What is being asked:
Reproduce each record below exactly as written.

** START OF Available data **

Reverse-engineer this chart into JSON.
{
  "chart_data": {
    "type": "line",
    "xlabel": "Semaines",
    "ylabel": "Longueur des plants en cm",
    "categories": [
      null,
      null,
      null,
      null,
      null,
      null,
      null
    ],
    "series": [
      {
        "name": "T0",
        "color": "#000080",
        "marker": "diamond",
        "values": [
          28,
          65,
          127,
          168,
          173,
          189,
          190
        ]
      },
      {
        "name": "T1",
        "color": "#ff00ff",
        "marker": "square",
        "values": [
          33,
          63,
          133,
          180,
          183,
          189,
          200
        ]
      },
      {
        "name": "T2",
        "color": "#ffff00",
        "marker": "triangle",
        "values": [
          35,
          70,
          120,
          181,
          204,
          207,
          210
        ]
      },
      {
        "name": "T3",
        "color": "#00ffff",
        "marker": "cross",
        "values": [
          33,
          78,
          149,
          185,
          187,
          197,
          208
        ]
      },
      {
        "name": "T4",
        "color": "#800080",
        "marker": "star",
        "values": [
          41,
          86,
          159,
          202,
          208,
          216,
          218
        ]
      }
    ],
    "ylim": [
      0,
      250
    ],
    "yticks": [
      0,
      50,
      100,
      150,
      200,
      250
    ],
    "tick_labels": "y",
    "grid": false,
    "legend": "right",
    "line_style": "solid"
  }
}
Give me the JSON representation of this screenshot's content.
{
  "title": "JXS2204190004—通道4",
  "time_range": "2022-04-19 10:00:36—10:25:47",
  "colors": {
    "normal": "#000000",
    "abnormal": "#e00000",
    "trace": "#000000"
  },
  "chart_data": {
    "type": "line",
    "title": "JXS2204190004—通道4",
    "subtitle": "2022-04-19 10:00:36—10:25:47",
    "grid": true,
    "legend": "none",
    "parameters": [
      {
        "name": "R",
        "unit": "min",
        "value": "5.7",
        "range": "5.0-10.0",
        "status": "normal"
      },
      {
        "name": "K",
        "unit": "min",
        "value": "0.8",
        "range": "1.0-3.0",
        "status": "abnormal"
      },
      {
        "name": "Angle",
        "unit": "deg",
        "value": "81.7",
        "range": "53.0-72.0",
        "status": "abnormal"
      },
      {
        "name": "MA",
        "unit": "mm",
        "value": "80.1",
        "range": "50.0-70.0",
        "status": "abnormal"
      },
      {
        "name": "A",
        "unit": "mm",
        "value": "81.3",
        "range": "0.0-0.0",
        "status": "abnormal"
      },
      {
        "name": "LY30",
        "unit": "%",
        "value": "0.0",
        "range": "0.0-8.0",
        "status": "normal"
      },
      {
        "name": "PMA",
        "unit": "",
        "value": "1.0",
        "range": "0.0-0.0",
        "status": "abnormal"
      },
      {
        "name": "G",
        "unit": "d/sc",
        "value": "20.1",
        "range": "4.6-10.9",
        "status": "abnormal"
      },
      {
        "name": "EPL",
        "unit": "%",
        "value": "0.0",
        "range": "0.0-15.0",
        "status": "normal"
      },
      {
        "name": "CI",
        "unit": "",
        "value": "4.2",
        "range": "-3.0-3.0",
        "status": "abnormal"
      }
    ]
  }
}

** END OF Available data **

The reply:
Reverse-engineer this chart into JSON.
{
  "chart_data": {
    "type": "line",
    "xlabel": "Semaines",
    "ylabel": "Longueur des plants en cm",
    "categories": [
      null,
      null,
      null,
      null,
      null,
      null,
      null
    ],
    "series": [
      {
        "name": "T0",
        "color": "#000080",
        "marker": "diamond",
        "values": [
          28,
          65,
          127,
          168,
          173,
          189,
          190
        ]
      },
      {
        "name": "T1",
        "color": "#ff00ff",
        "marker": "square",
        "values": [
          33,
          63,
          133,
          180,
          183,
          189,
          200
        ]
      },
      {
        "name": "T2",
        "color": "#ffff00",
        "marker": "triangle",
        "values": [
          35,
          70,
          120,
          181,
          204,
          207,
          210
        ]
      },
      {
        "name": "T3",
        "color": "#00ffff",
        "marker": "cross",
        "values": [
          33,
          78,
          149,
          185,
          187,
          197,
          208
        ]
      },
      {
        "name": "T4",
        "color": "#800080",
        "marker": "star",
        "values": [
          41,
          86,
          159,
          202,
          208,
          216,
          218
        ]
      }
    ],
    "ylim": [
      0,
      250
    ],
    "yticks": [
      0,
      50,
      100,
      150,
      200,
      250
    ],
    "tick_labels": "y",
    "grid": false,
    "legend": "right",
    "line_style": "solid"
  }
}
Give me the JSON representation of this screenshot's content.
{
  "title": "JXS2204190004—通道4",
  "time_range": "2022-04-19 10:00:36—10:25:47",
  "colors": {
    "normal": "#000000",
    "abnormal": "#e00000",
    "trace": "#000000"
  },
  "chart_data": {
    "type": "line",
    "title": "JXS2204190004—通道4",
    "subtitle": "2022-04-19 10:00:36—10:25:47",
    "grid": true,
    "legend": "none",
    "parameters": [
      {
        "name": "R",
        "unit": "min",
        "value": "5.7",
        "range": "5.0-10.0",
        "status": "normal"
      },
      {
        "name": "K",
        "unit": "min",
        "value": "0.8",
        "range": "1.0-3.0",
        "status": "abnormal"
      },
      {
        "name": "Angle",
        "unit": "deg",
        "value": "81.7",
        "range": "53.0-72.0",
        "status": "abnormal"
      },
      {
        "name": "MA",
        "unit": "mm",
        "value": "80.1",
        "range": "50.0-70.0",
        "status": "abnormal"
      },
      {
        "name": "A",
        "unit": "mm",
        "value": "81.3",
        "range": "0.0-0.0",
        "status": "abnormal"
      },
      {
        "name": "LY30",
        "unit": "%",
        "value": "0.0",
        "range": "0.0-8.0",
        "status": "normal"
      },
      {
        "name": "PMA",
        "unit": "",
        "value": "1.0",
        "range": "0.0-0.0",
        "status": "abnormal"
      },
      {
        "name": "G",
        "unit": "d/sc",
        "value": "20.1",
        "range": "4.6-10.9",
        "status": "abnormal"
      },
      {
        "name": "EPL",
        "unit": "%",
        "value": "0.0",
        "range": "0.0-15.0",
        "status": "normal"
      },
      {
        "name": "CI",
        "unit": "",
        "value": "4.2",
        "range": "-3.0-3.0",
        "status": "abnormal"
      }
    ]
  }
}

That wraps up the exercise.